Records contained in a dataset
####################

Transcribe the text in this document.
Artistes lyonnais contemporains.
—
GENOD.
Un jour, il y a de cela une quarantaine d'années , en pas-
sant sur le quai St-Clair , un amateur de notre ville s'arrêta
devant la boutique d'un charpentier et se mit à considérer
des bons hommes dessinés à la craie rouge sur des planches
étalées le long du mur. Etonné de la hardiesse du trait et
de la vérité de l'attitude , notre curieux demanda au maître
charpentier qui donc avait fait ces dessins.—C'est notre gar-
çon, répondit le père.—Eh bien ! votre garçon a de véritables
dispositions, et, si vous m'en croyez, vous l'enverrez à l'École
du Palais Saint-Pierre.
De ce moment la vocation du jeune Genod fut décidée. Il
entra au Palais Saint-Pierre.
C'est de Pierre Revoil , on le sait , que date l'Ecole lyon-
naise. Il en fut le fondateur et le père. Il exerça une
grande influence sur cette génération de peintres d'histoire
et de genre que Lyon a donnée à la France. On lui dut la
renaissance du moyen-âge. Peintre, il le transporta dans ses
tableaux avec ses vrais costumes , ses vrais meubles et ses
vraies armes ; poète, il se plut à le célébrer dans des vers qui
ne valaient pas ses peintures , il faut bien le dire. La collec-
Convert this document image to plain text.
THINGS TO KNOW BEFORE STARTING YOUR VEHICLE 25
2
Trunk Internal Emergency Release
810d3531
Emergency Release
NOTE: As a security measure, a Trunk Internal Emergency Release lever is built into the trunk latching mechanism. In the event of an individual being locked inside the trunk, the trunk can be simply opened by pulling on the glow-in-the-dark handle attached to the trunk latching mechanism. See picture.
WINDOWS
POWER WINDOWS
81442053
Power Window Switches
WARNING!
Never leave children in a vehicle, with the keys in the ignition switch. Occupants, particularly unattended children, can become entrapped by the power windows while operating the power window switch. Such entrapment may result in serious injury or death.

####################

WHAT YOU SHOULD DO: Filter the records for lines holding the string "Trunk". Copy each one.

RESULT:
Trunk Internal Emergency Release
NOTE: As a security measure, a Trunk Internal Emergency Release lever is built into the trunk latching mechanism. In the event of an individual being locked inside the trunk, the trunk can be simply opened by pulling on the glow-in-the-dark handle attached to the trunk latching mechanism. See picture.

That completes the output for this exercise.